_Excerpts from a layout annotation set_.

---+---

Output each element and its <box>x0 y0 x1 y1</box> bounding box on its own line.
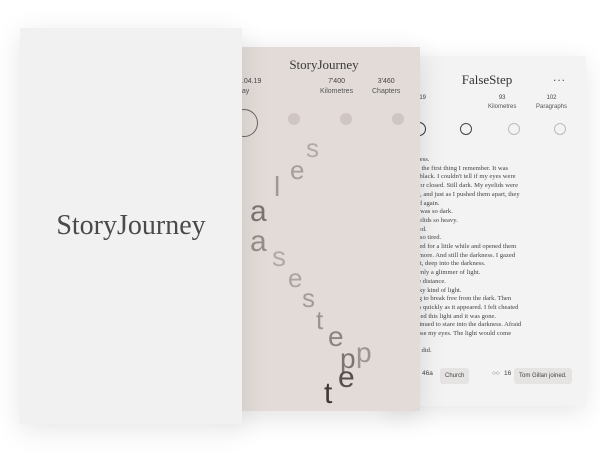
story-line: nd it did. <box>408 347 432 355</box>
path-letter: t <box>316 305 324 335</box>
story-line: arkness. <box>408 156 576 165</box>
story-line: itch black. I couldn't tell if my eyes w… <box>408 173 516 181</box>
path-letter: s <box>306 133 319 163</box>
story-line: ack. <box>408 339 576 348</box>
story-line: smoky kind of light. <box>408 286 462 294</box>
story-line: losed again. <box>408 199 440 207</box>
story-line: uddenly a glimmer of light. <box>408 269 481 277</box>
place-chip[interactable]: Church <box>440 368 470 384</box>
like-count: 16 <box>504 370 512 377</box>
story-line: waited for a little while and opened the… <box>408 243 517 251</box>
path-letter: e <box>338 361 355 394</box>
more-menu-button[interactable]: ... <box>553 70 566 84</box>
card-title: StoryJourney <box>289 57 359 72</box>
progress-dot[interactable] <box>340 113 352 125</box>
kilometres-stat: 7'400 Kilometres <box>320 78 354 95</box>
progress-dot[interactable] <box>460 123 472 135</box>
story-line: nce more. And still the darkness. I gaze… <box>408 251 516 259</box>
joined-chip: Tom Gillan joined. <box>514 368 572 384</box>
chapters-stat: 3'460 Chapters <box>372 78 401 95</box>
comment-count: 46a <box>422 370 433 377</box>
storyjourney-splash-card[interactable]: StoryJourney <box>20 28 242 424</box>
story-line: y eyelids so heavy. <box>408 216 458 224</box>
progress-dot[interactable] <box>288 113 300 125</box>
path-letter: a <box>250 225 267 258</box>
story-line: ne as quickly as it appeared. I felt che… <box>408 303 519 311</box>
path-letter: e <box>290 155 305 185</box>
storyjourney-map-card: StoryJourney 5.04.19 day 7'400 Kilometre… <box>228 47 420 411</box>
path-letter: l <box>274 171 281 202</box>
path-letter: p <box>356 337 372 368</box>
story-line: rying to break free from the dark. Then <box>408 295 512 303</box>
story-line: hat's the first thing I remember. It was <box>408 164 509 172</box>
story-line: o close my eyes. The light would come <box>408 330 512 338</box>
path-letter: e <box>288 263 303 293</box>
app-logo-wordmark: StoryJourney <box>56 210 206 241</box>
story-line: eavy, and just as I pushed them apart, t… <box>408 190 520 198</box>
paragraphs-stat: 102 Paragraphs <box>536 95 568 110</box>
story-text: arkness.hat's the first thing I remember… <box>408 156 576 356</box>
story-line: continued to stare into the darkness. Af… <box>408 321 522 329</box>
story-line: pen or closed. Still dark. My eyelids we… <box>408 182 519 190</box>
kilometres-stat: 93 Kilometres <box>488 95 517 110</box>
story-line: ut it was so dark. <box>408 208 453 216</box>
story-line: o tired. <box>408 226 576 235</box>
path-letter: s <box>272 241 286 272</box>
progress-dot[interactable] <box>508 123 520 135</box>
path-letter: a <box>250 195 267 228</box>
path-letter: t <box>324 377 333 410</box>
progress-dot[interactable] <box>392 113 404 125</box>
story-line: nto it, deep into the darkness. <box>408 260 486 268</box>
link-icon[interactable]: ○○ <box>492 370 500 377</box>
path-letter: s <box>302 283 315 313</box>
progress-dot[interactable] <box>554 123 566 135</box>
story-line: needed this light and it was gone. <box>408 312 497 320</box>
story-line: was so tired. <box>408 234 442 242</box>
story-line: n the distance. <box>408 277 446 285</box>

---+---

_EXERCISE_. Report each line in the rows above that contains the string "Kilometres", treating uppercase and lowercase as different.

_WRITTEN ANSWER_.
kilometres-stat: 7'400 Kilometres <box>320 78 354 95</box>
kilometres-stat: 93 Kilometres <box>488 95 517 110</box>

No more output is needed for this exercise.